§ What to do:
Print each line exactly as it is given.

>> Begin

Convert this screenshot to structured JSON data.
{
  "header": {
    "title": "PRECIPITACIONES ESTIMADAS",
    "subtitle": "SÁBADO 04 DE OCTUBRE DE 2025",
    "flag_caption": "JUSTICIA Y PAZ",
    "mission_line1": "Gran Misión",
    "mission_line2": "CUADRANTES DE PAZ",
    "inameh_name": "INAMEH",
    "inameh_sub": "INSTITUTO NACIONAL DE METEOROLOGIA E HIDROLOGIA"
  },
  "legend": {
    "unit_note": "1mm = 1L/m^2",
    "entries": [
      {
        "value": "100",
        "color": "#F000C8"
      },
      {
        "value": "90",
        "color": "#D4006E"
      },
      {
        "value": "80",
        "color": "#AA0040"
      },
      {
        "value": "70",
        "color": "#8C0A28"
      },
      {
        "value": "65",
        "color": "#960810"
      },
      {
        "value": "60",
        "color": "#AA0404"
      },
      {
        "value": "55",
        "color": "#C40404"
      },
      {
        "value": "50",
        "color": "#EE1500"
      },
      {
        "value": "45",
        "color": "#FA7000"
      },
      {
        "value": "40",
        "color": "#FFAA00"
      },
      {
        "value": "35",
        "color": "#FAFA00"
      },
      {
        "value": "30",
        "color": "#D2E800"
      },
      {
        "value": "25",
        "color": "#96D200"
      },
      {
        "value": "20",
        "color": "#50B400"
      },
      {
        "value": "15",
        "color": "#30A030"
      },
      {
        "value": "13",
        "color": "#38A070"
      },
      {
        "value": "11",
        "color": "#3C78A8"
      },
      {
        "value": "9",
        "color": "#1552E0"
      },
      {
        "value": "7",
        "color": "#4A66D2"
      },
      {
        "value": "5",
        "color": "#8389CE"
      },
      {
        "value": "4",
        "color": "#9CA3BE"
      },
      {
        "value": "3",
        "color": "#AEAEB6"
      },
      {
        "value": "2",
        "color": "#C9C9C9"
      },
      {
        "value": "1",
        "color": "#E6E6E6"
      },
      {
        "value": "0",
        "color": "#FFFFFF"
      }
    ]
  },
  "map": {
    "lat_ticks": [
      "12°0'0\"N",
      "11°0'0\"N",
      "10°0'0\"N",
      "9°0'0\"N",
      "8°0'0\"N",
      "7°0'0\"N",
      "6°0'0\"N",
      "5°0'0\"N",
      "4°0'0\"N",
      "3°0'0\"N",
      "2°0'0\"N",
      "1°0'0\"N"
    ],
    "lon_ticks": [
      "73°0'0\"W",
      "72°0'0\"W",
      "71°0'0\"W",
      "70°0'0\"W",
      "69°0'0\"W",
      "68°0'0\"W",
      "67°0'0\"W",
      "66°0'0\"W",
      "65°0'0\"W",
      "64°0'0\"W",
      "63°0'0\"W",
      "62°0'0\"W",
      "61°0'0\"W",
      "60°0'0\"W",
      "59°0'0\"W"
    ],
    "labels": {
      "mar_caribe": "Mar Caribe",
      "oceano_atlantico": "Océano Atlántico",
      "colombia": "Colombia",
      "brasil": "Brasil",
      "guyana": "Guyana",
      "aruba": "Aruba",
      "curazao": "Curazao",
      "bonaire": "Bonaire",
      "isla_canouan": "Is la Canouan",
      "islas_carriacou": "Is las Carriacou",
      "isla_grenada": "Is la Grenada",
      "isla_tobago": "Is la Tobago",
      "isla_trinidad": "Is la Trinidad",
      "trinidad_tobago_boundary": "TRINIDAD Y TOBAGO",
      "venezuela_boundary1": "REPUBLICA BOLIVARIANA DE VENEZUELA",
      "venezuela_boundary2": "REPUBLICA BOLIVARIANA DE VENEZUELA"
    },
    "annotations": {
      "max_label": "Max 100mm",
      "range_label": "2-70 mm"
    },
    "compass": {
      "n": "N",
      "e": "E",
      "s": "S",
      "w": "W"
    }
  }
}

>> End

§ Reply:
Convert this screenshot to structured JSON data.
{
  "header": {
    "title": "PRECIPITACIONES ESTIMADAS",
    "subtitle": "SÁBADO 04 DE OCTUBRE DE 2025",
    "flag_caption": "JUSTICIA Y PAZ",
    "mission_line1": "Gran Misión",
    "mission_line2": "CUADRANTES DE PAZ",
    "inameh_name": "INAMEH",
    "inameh_sub": "INSTITUTO NACIONAL DE METEOROLOGIA E HIDROLOGIA"
  },
  "legend": {
    "unit_note": "1mm = 1L/m^2",
    "entries": [
      {
        "value": "100",
        "color": "#F000C8"
      },
      {
        "value": "90",
        "color": "#D4006E"
      },
      {
        "value": "80",
        "color": "#AA0040"
      },
      {
        "value": "70",
        "color": "#8C0A28"
      },
      {
        "value": "65",
        "color": "#960810"
      },
      {
        "value": "60",
        "color": "#AA0404"
      },
      {
        "value": "55",
        "color": "#C40404"
      },
      {
        "value": "50",
        "color": "#EE1500"
      },
      {
        "value": "45",
        "color": "#FA7000"
      },
      {
        "value": "40",
        "color": "#FFAA00"
      },
      {
        "value": "35",
        "color": "#FAFA00"
      },
      {
        "value": "30",
        "color": "#D2E800"
      },
      {
        "value": "25",
        "color": "#96D200"
      },
      {
        "value": "20",
        "color": "#50B400"
      },
      {
        "value": "15",
        "color": "#30A030"
      },
      {
        "value": "13",
        "color": "#38A070"
      },
      {
        "value": "11",
        "color": "#3C78A8"
      },
      {
        "value": "9",
        "color": "#1552E0"
      },
      {
        "value": "7",
        "color": "#4A66D2"
      },
      {
        "value": "5",
        "color": "#8389CE"
      },
      {
        "value": "4",
        "color": "#9CA3BE"
      },
      {
        "value": "3",
        "color": "#AEAEB6"
      },
      {
        "value": "2",
        "color": "#C9C9C9"
      },
      {
        "value": "1",
        "color": "#E6E6E6"
      },
      {
        "value": "0",
        "color": "#FFFFFF"
      }
    ]
  },
  "map": {
    "lat_ticks": [
      "12°0'0\"N",
      "11°0'0\"N",
      "10°0'0\"N",
      "9°0'0\"N",
      "8°0'0\"N",
      "7°0'0\"N",
      "6°0'0\"N",
      "5°0'0\"N",
      "4°0'0\"N",
      "3°0'0\"N",
      "2°0'0\"N",
      "1°0'0\"N"
    ],
    "lon_ticks": [
      "73°0'0\"W",
      "72°0'0\"W",
      "71°0'0\"W",
      "70°0'0\"W",
      "69°0'0\"W",
      "68°0'0\"W",
      "67°0'0\"W",
      "66°0'0\"W",
      "65°0'0\"W",
      "64°0'0\"W",
      "63°0'0\"W",
      "62°0'0\"W",
      "61°0'0\"W",
      "60°0'0\"W",
      "59°0'0\"W"
    ],
    "labels": {
      "mar_caribe": "Mar Caribe",
      "oceano_atlantico": "Océano Atlántico",
      "colombia": "Colombia",
      "brasil": "Brasil",
      "guyana": "Guyana",
      "aruba": "Aruba",
      "curazao": "Curazao",
      "bonaire": "Bonaire",
      "isla_canouan": "Is la Canouan",
      "islas_carriacou": "Is las Carriacou",
      "isla_grenada": "Is la Grenada",
      "isla_tobago": "Is la Tobago",
      "isla_trinidad": "Is la Trinidad",
      "trinidad_tobago_boundary": "TRINIDAD Y TOBAGO",
      "venezuela_boundary1": "REPUBLICA BOLIVARIANA DE VENEZUELA",
      "venezuela_boundary2": "REPUBLICA BOLIVARIANA DE VENEZUELA"
    },
    "annotations": {
      "max_label": "Max 100mm",
      "range_label": "2-70 mm"
    },
    "compass": {
      "n": "N",
      "e": "E",
      "s": "S",
      "w": "W"
    }
  }
}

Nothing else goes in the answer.